[DATASET ENTRIES start]

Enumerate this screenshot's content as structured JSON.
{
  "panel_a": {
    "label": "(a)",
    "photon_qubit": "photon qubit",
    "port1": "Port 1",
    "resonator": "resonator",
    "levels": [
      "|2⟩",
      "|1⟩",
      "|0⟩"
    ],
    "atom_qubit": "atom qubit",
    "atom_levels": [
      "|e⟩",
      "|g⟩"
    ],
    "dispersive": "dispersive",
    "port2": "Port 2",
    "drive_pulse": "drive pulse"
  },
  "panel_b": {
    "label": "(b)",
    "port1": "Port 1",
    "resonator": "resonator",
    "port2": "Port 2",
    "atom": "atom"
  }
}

[DATASET ENTRIES end]

**WORK INSTRUCTIONS:** Output each record precisely as given.

**RESPONSE BELOW:**
Enumerate this screenshot's content as structured JSON.
{
  "panel_a": {
    "label": "(a)",
    "photon_qubit": "photon qubit",
    "port1": "Port 1",
    "resonator": "resonator",
    "levels": [
      "|2⟩",
      "|1⟩",
      "|0⟩"
    ],
    "atom_qubit": "atom qubit",
    "atom_levels": [
      "|e⟩",
      "|g⟩"
    ],
    "dispersive": "dispersive",
    "port2": "Port 2",
    "drive_pulse": "drive pulse"
  },
  "panel_b": {
    "label": "(b)",
    "port1": "Port 1",
    "resonator": "resonator",
    "port2": "Port 2",
    "atom": "atom"
  }
}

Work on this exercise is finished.